Problem to solve: Reproduce all the lines exactly as they stand, apart from the pictures.

---------- Extracted records

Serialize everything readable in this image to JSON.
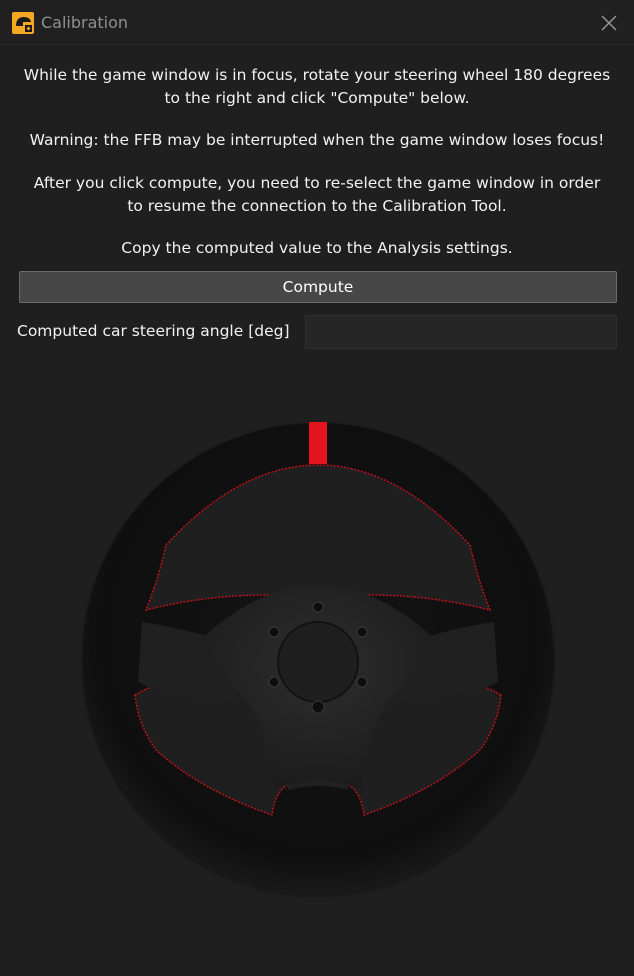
{
  "window": {
    "title": "Calibration",
    "icon": "app-helmet-icon",
    "close_icon": "close-icon"
  },
  "instructions": {
    "line1a": "While the game window is in focus, rotate your steering wheel 180 degrees",
    "line1b": "to the right and click \"Compute\" below.",
    "warning": "Warning: the FFB may be interrupted when the game window loses focus!",
    "line3a": "After you click compute, you need to re-select the game window in order",
    "line3b": "to resume the connection to the Calibration Tool.",
    "line4": "Copy the computed value to the Analysis settings."
  },
  "compute_button": {
    "label": "Compute"
  },
  "steering_angle": {
    "label": "Computed car steering angle [deg]",
    "value": ""
  },
  "colors": {
    "background": "#1f1f1f",
    "accent_red": "#e3141c",
    "button": "#474747",
    "app_icon": "#f5a623"
  }
}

--------------------

The reply:
Serialize everything readable in this image to JSON.
{
  "window": {
    "title": "Calibration",
    "icon": "app-helmet-icon",
    "close_icon": "close-icon"
  },
  "instructions": {
    "line1a": "While the game window is in focus, rotate your steering wheel 180 degrees",
    "line1b": "to the right and click \"Compute\" below.",
    "warning": "Warning: the FFB may be interrupted when the game window loses focus!",
    "line3a": "After you click compute, you need to re-select the game window in order",
    "line3b": "to resume the connection to the Calibration Tool.",
    "line4": "Copy the computed value to the Analysis settings."
  },
  "compute_button": {
    "label": "Compute"
  },
  "steering_angle": {
    "label": "Computed car steering angle [deg]",
    "value": ""
  },
  "colors": {
    "background": "#1f1f1f",
    "accent_red": "#e3141c",
    "button": "#474747",
    "app_icon": "#f5a623"
  }
}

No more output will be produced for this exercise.